### WHAT THE TASK ASKS
Show every line where "name" occurs.

### GIVEN ENTRIES

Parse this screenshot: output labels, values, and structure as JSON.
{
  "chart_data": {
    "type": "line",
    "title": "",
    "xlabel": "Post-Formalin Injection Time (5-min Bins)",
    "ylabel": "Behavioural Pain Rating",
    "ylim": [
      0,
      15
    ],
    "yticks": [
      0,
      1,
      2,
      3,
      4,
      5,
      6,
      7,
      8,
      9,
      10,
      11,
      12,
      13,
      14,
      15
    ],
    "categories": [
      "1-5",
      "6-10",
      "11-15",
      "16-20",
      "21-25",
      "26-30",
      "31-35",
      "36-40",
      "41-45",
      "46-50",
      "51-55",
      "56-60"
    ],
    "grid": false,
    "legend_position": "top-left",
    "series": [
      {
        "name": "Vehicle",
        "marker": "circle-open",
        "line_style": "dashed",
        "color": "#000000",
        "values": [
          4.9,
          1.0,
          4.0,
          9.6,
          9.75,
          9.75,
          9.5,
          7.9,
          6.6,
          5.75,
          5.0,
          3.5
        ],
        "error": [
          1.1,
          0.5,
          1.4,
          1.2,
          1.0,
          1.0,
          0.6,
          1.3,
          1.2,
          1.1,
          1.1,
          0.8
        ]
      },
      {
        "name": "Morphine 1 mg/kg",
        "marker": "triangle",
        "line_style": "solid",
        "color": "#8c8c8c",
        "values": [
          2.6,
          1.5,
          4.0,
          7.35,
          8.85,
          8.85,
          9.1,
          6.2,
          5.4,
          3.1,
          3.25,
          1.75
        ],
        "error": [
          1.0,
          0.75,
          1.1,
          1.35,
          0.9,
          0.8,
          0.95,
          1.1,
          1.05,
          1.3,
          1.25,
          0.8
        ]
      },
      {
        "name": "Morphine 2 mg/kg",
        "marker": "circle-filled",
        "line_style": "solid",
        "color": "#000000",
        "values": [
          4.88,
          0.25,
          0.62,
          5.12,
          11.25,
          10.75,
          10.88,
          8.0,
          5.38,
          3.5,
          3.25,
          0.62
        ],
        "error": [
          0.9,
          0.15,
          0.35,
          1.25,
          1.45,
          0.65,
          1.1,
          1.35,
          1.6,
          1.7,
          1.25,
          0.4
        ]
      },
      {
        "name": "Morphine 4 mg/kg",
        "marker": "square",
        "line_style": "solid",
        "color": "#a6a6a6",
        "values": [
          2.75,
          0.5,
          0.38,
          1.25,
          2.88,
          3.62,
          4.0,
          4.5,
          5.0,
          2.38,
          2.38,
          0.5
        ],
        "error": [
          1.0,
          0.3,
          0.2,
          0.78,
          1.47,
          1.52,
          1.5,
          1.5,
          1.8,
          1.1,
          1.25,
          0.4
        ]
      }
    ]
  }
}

### RESULT FOR THIS EXERCISE
        "name": "Vehicle",
        "name": "Morphine 1 mg/kg",
        "name": "Morphine 2 mg/kg",
        "name": "Morphine 4 mg/kg",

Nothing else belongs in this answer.